STATED EXERCISE >> Reproduce the complete listing without any deviation.

SUPPLIED ENTRIES >>
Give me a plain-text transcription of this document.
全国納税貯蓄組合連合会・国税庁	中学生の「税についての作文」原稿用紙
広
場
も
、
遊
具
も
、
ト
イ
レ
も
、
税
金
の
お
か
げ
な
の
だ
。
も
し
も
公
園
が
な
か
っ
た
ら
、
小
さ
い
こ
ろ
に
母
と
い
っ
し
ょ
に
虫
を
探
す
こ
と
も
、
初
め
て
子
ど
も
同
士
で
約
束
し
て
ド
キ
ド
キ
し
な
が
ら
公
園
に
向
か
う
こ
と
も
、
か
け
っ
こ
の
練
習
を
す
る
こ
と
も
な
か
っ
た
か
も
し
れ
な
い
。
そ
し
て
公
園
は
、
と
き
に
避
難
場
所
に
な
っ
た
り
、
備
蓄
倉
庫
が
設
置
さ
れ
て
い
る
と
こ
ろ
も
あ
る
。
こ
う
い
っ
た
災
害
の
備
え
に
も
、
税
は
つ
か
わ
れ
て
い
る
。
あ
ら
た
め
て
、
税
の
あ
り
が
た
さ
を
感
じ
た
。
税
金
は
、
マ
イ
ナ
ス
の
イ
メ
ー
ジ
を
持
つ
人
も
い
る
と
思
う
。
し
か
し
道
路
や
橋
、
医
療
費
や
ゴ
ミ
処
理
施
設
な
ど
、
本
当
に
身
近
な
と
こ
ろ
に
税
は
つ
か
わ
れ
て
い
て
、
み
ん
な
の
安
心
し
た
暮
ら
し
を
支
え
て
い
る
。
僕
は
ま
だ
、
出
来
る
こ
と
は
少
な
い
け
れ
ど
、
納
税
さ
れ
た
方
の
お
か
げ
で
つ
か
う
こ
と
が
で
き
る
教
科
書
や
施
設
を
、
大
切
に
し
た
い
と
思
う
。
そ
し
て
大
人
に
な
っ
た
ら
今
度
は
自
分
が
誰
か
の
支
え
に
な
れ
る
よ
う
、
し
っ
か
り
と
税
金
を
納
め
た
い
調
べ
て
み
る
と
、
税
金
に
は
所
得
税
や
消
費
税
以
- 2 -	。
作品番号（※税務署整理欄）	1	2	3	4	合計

FINAL RESULT >>
Give me a plain-text transcription of this document.
全国納税貯蓄組合連合会・国税庁	中学生の「税についての作文」原稿用紙
広
場
も
、
遊
具
も
、
ト
イ
レ
も
、
税
金
の
お
か
げ
な
の
だ
。
も
し
も
公
園
が
な
か
っ
た
ら
、
小
さ
い
こ
ろ
に
母
と
い
っ
し
ょ
に
虫
を
探
す
こ
と
も
、
初
め
て
子
ど
も
同
士
で
約
束
し
て
ド
キ
ド
キ
し
な
が
ら
公
園
に
向
か
う
こ
と
も
、
か
け
っ
こ
の
練
習
を
す
る
こ
と
も
な
か
っ
た
か
も
し
れ
な
い
。
そ
し
て
公
園
は
、
と
き
に
避
難
場
所
に
な
っ
た
り
、
備
蓄
倉
庫
が
設
置
さ
れ
て
い
る
と
こ
ろ
も
あ
る
。
こ
う
い
っ
た
災
害
の
備
え
に
も
、
税
は
つ
か
わ
れ
て
い
る
。
あ
ら
た
め
て
、
税
の
あ
り
が
た
さ
を
感
じ
た
。
税
金
は
、
マ
イ
ナ
ス
の
イ
メ
ー
ジ
を
持
つ
人
も
い
る
と
思
う
。
し
か
し
道
路
や
橋
、
医
療
費
や
ゴ
ミ
処
理
施
設
な
ど
、
本
当
に
身
近
な
と
こ
ろ
に
税
は
つ
か
わ
れ
て
い
て
、
み
ん
な
の
安
心
し
た
暮
ら
し
を
支
え
て
い
る
。
僕
は
ま
だ
、
出
来
る
こ
と
は
少
な
い
け
れ
ど
、
納
税
さ
れ
た
方
の
お
か
げ
で
つ
か
う
こ
と
が
で
き
る
教
科
書
や
施
設
を
、
大
切
に
し
た
い
と
思
う
。
そ
し
て
大
人
に
な
っ
た
ら
今
度
は
自
分
が
誰
か
の
支
え
に
な
れ
る
よ
う
、
し
っ
か
り
と
税
金
を
納
め
た
い
調
べ
て
み
る
と
、
税
金
に
は
所
得
税
や
消
費
税
以
- 2 -	。
作品番号（※税務署整理欄）	1	2	3	4	合計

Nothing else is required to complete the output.